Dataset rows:
▼▼▼

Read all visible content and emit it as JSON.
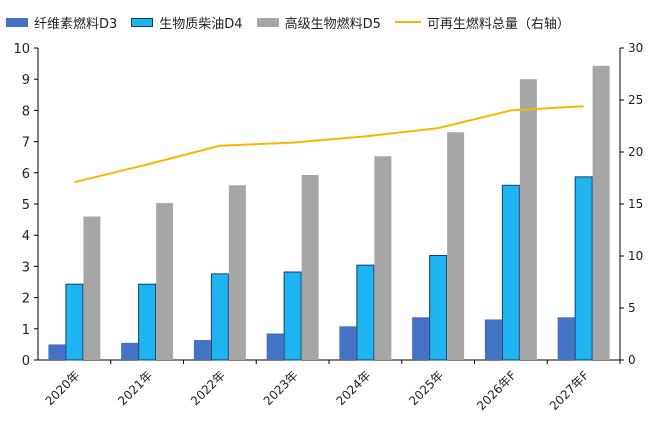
{
  "chart_data": {
    "type": "bar",
    "categories": [
      "2020年",
      "2021年",
      "2022年",
      "2023年",
      "2024年",
      "2025年",
      "2026年F",
      "2027年F"
    ],
    "series": [
      {
        "name": "纤维素燃料D3",
        "type": "bar",
        "axis": "left",
        "color": "#4472C4",
        "values": [
          0.5,
          0.55,
          0.64,
          0.85,
          1.08,
          1.37,
          1.3,
          1.37
        ]
      },
      {
        "name": "生物质柴油D4",
        "type": "bar",
        "axis": "left",
        "color": "#1EB4EF",
        "values": [
          2.43,
          2.43,
          2.76,
          2.82,
          3.04,
          3.35,
          5.6,
          5.87
        ]
      },
      {
        "name": "高级生物燃料D5",
        "type": "bar",
        "axis": "left",
        "color": "#A6A6A6",
        "values": [
          4.6,
          5.03,
          5.6,
          5.93,
          6.53,
          7.3,
          9.0,
          9.43
        ]
      },
      {
        "name": "可再生燃料总量（右轴）",
        "type": "line",
        "axis": "right",
        "color": "#F5B800",
        "values": [
          17.1,
          18.8,
          20.6,
          20.9,
          21.5,
          22.3,
          24.0,
          24.4
        ]
      }
    ],
    "y_left": {
      "min": 0,
      "max": 10,
      "ticks": [
        "0",
        "1",
        "2",
        "3",
        "4",
        "5",
        "6",
        "7",
        "8",
        "9",
        "10"
      ]
    },
    "y_right": {
      "min": 0,
      "max": 30,
      "ticks": [
        "0",
        "5",
        "10",
        "15",
        "20",
        "25",
        "30"
      ]
    },
    "grid": false,
    "legend_position": "top"
  }
}
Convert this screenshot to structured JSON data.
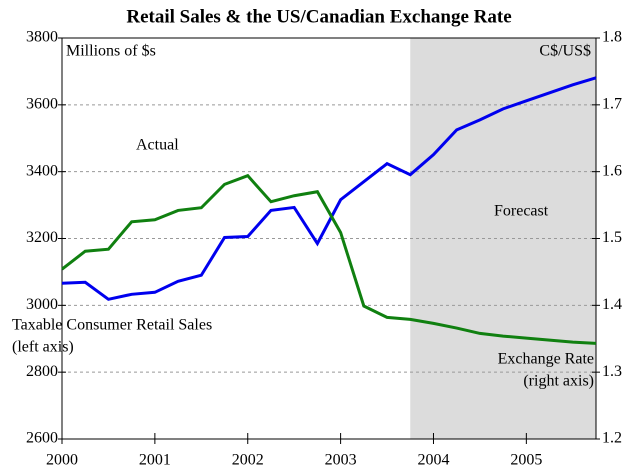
{
  "chart_data": {
    "type": "line",
    "title": "Retail Sales & the US/Canadian Exchange Rate",
    "y_label": "Millions of $s",
    "y2_label": "C$/US$",
    "x": [
      2000,
      2000.25,
      2000.5,
      2000.75,
      2001,
      2001.25,
      2001.5,
      2001.75,
      2002,
      2002.25,
      2002.5,
      2002.75,
      2003,
      2003.25,
      2003.5,
      2003.75,
      2004,
      2004.25,
      2004.5,
      2004.75,
      2005,
      2005.25,
      2005.5,
      2005.75
    ],
    "series": [
      {
        "name": "Taxable Consumer Retail Sales",
        "note": "(left axis)",
        "color": "#0000ee",
        "axis": "y",
        "values": [
          3066,
          3069,
          3018,
          3033,
          3039,
          3072,
          3090,
          3203,
          3206,
          3284,
          3293,
          3185,
          3316,
          3370,
          3424,
          3391,
          3451,
          3525,
          3555,
          3588,
          3612,
          3636,
          3660,
          3681
        ]
      },
      {
        "name": "Exchange Rate",
        "note": "(right axis)",
        "color": "#108010",
        "axis": "y2",
        "values": [
          1.454,
          1.481,
          1.484,
          1.525,
          1.528,
          1.542,
          1.546,
          1.581,
          1.594,
          1.555,
          1.564,
          1.57,
          1.509,
          1.399,
          1.382,
          1.379,
          1.373,
          1.366,
          1.358,
          1.354,
          1.351,
          1.348,
          1.345,
          1.343
        ]
      }
    ],
    "xlim": [
      2000,
      2005.75
    ],
    "xticks": [
      2000,
      2001,
      2002,
      2003,
      2004,
      2005
    ],
    "ylim": [
      2600,
      3800
    ],
    "yticks": [
      2600,
      2800,
      3000,
      3200,
      3400,
      3600,
      3800
    ],
    "y2lim": [
      1.2,
      1.8
    ],
    "y2ticks": [
      1.2,
      1.3,
      1.4,
      1.5,
      1.6,
      1.7,
      1.8
    ],
    "grid": true,
    "forecast_start": 2003.75,
    "shade_color": "#dcdcdc",
    "annotations": [
      "Actual",
      "Forecast"
    ]
  }
}
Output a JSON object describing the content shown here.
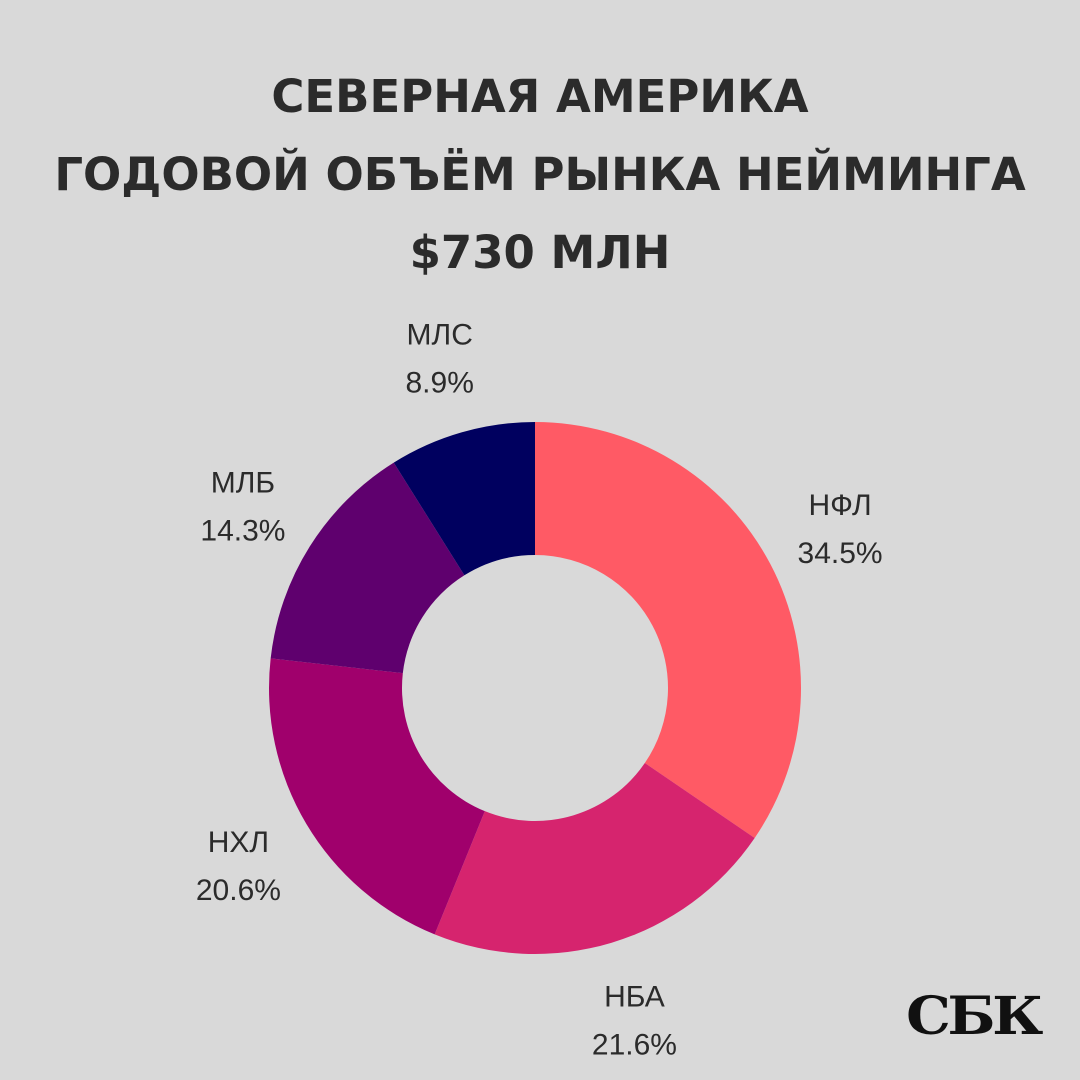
{
  "header": {
    "line1": "СЕВЕРНАЯ АМЕРИКА",
    "line2": "ГОДОВОЙ ОБЪЁМ РЫНКА НЕЙМИНГА",
    "line3": "$730 МЛН"
  },
  "logo": {
    "text": "СБК"
  },
  "colors": {
    "background": "#d9d9d9",
    "text": "#2b2b2b"
  },
  "chart_data": {
    "type": "pie",
    "donut": true,
    "title": "",
    "slices": [
      {
        "label": "НФЛ",
        "value": 34.5,
        "value_label": "34.5%",
        "color": "#ff5a65"
      },
      {
        "label": "НБА",
        "value": 21.6,
        "value_label": "21.6%",
        "color": "#d6246e"
      },
      {
        "label": "НХЛ",
        "value": 20.6,
        "value_label": "20.6%",
        "color": "#a0006c"
      },
      {
        "label": "МЛБ",
        "value": 14.3,
        "value_label": "14.3%",
        "color": "#5f006e"
      },
      {
        "label": "МЛС",
        "value": 8.9,
        "value_label": "8.9%",
        "color": "#00005f"
      }
    ]
  }
}
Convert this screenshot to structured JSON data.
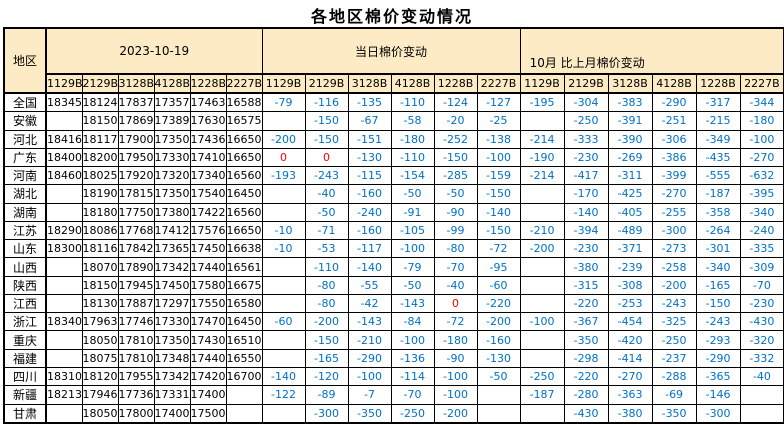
{
  "title": "各地区棉价变动情况",
  "colors": {
    "header_bg": "#FCEBC4",
    "change_text": "#0070C6",
    "zero_text": "#FF0000",
    "grid": "#000000"
  },
  "header": {
    "region_label": "地区",
    "groups": [
      {
        "label": "2023-10-19"
      },
      {
        "label": "当日棉价变动"
      },
      {
        "label": "10月 比上月棉价变动"
      }
    ],
    "grades": [
      "1129B",
      "2129B",
      "3128B",
      "4128B",
      "1228B",
      "2227B"
    ]
  },
  "rows": [
    {
      "region": "全国",
      "prices": [
        "18345",
        "18124",
        "17837",
        "17357",
        "17463",
        "16588"
      ],
      "daily": [
        "-79",
        "-116",
        "-135",
        "-110",
        "-124",
        "-127"
      ],
      "monthly": [
        "-195",
        "-304",
        "-383",
        "-290",
        "-317",
        "-344"
      ]
    },
    {
      "region": "安徽",
      "prices": [
        "",
        "18150",
        "17869",
        "17389",
        "17630",
        "16575"
      ],
      "daily": [
        "",
        "-150",
        "-67",
        "-58",
        "-20",
        "-25"
      ],
      "monthly": [
        "",
        "-250",
        "-391",
        "-251",
        "-215",
        "-180"
      ]
    },
    {
      "region": "河北",
      "prices": [
        "18416",
        "18117",
        "17900",
        "17350",
        "17436",
        "16650"
      ],
      "daily": [
        "-200",
        "-150",
        "-151",
        "-180",
        "-252",
        "-138"
      ],
      "monthly": [
        "-214",
        "-333",
        "-390",
        "-306",
        "-349",
        "-100"
      ]
    },
    {
      "region": "广东",
      "prices": [
        "18400",
        "18200",
        "17950",
        "17330",
        "17410",
        "16650"
      ],
      "daily": [
        "0",
        "0",
        "-130",
        "-110",
        "-150",
        "-100"
      ],
      "monthly": [
        "-190",
        "-230",
        "-269",
        "-386",
        "-435",
        "-270"
      ]
    },
    {
      "region": "河南",
      "prices": [
        "18460",
        "18025",
        "17920",
        "17320",
        "17340",
        "16560"
      ],
      "daily": [
        "-193",
        "-243",
        "-115",
        "-154",
        "-285",
        "-159"
      ],
      "monthly": [
        "-214",
        "-417",
        "-311",
        "-399",
        "-555",
        "-632"
      ]
    },
    {
      "region": "湖北",
      "prices": [
        "",
        "18190",
        "17815",
        "17350",
        "17540",
        "16450"
      ],
      "daily": [
        "",
        "-40",
        "-160",
        "-50",
        "-50",
        "-150"
      ],
      "monthly": [
        "",
        "-170",
        "-425",
        "-270",
        "-187",
        "-395"
      ]
    },
    {
      "region": "湖南",
      "prices": [
        "",
        "18180",
        "17750",
        "17380",
        "17422",
        "16560"
      ],
      "daily": [
        "",
        "-50",
        "-240",
        "-91",
        "-90",
        "-140"
      ],
      "monthly": [
        "",
        "-140",
        "-405",
        "-255",
        "-358",
        "-340"
      ]
    },
    {
      "region": "江苏",
      "prices": [
        "18290",
        "18086",
        "17768",
        "17412",
        "17576",
        "16650"
      ],
      "daily": [
        "-10",
        "-71",
        "-160",
        "-105",
        "-99",
        "-150"
      ],
      "monthly": [
        "-210",
        "-394",
        "-489",
        "-300",
        "-264",
        "-240"
      ]
    },
    {
      "region": "山东",
      "prices": [
        "18300",
        "18116",
        "17842",
        "17365",
        "17450",
        "16638"
      ],
      "daily": [
        "-10",
        "-53",
        "-117",
        "-100",
        "-80",
        "-72"
      ],
      "monthly": [
        "-200",
        "-230",
        "-371",
        "-273",
        "-301",
        "-335"
      ]
    },
    {
      "region": "山西",
      "prices": [
        "",
        "18070",
        "17890",
        "17342",
        "17440",
        "16561"
      ],
      "daily": [
        "",
        "-110",
        "-140",
        "-79",
        "-70",
        "-95"
      ],
      "monthly": [
        "",
        "-380",
        "-239",
        "-258",
        "-340",
        "-309"
      ]
    },
    {
      "region": "陕西",
      "prices": [
        "",
        "18150",
        "17945",
        "17450",
        "17580",
        "16675"
      ],
      "daily": [
        "",
        "-80",
        "-55",
        "-50",
        "-40",
        "-60"
      ],
      "monthly": [
        "",
        "-315",
        "-308",
        "-200",
        "-165",
        "-70"
      ]
    },
    {
      "region": "江西",
      "prices": [
        "",
        "18130",
        "17887",
        "17297",
        "17550",
        "16580"
      ],
      "daily": [
        "",
        "-80",
        "-42",
        "-143",
        "0",
        "-220"
      ],
      "monthly": [
        "",
        "-220",
        "-253",
        "-243",
        "-150",
        "-230"
      ]
    },
    {
      "region": "浙江",
      "prices": [
        "18340",
        "17963",
        "17746",
        "17330",
        "17470",
        "16450"
      ],
      "daily": [
        "-60",
        "-200",
        "-143",
        "-84",
        "-72",
        "-200"
      ],
      "monthly": [
        "-100",
        "-367",
        "-454",
        "-325",
        "-243",
        "-430"
      ]
    },
    {
      "region": "重庆",
      "prices": [
        "",
        "18050",
        "17810",
        "17350",
        "17430",
        "16510"
      ],
      "daily": [
        "",
        "-150",
        "-210",
        "-100",
        "-180",
        "-160"
      ],
      "monthly": [
        "",
        "-350",
        "-420",
        "-250",
        "-293",
        "-320"
      ]
    },
    {
      "region": "福建",
      "prices": [
        "",
        "18075",
        "17810",
        "17348",
        "17440",
        "16550"
      ],
      "daily": [
        "",
        "-165",
        "-290",
        "-136",
        "-90",
        "-130"
      ],
      "monthly": [
        "",
        "-298",
        "-414",
        "-237",
        "-290",
        "-332"
      ]
    },
    {
      "region": "四川",
      "prices": [
        "18310",
        "18120",
        "17955",
        "17342",
        "17420",
        "16700"
      ],
      "daily": [
        "-140",
        "-120",
        "-100",
        "-114",
        "-100",
        "-50"
      ],
      "monthly": [
        "-250",
        "-220",
        "-270",
        "-288",
        "-365",
        "-40"
      ]
    },
    {
      "region": "新疆",
      "prices": [
        "18213",
        "17946",
        "17736",
        "17331",
        "17400",
        ""
      ],
      "daily": [
        "-122",
        "-89",
        "-7",
        "-70",
        "-100",
        ""
      ],
      "monthly": [
        "-187",
        "-280",
        "-363",
        "-69",
        "-146",
        ""
      ]
    },
    {
      "region": "甘肃",
      "prices": [
        "",
        "18050",
        "17800",
        "17400",
        "17500",
        ""
      ],
      "daily": [
        "",
        "-300",
        "-350",
        "-250",
        "-200",
        ""
      ],
      "monthly": [
        "",
        "-430",
        "-380",
        "-350",
        "-300",
        ""
      ]
    }
  ]
}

▲▲▲

What is being asked = Look over the listing above. Pick out and copy every line that includes "title".

Reply =
    "title": "Retail Sales & the US/Canadian Exchange Rate",
    "title": "",
  "title": "各地区棉价变动情况",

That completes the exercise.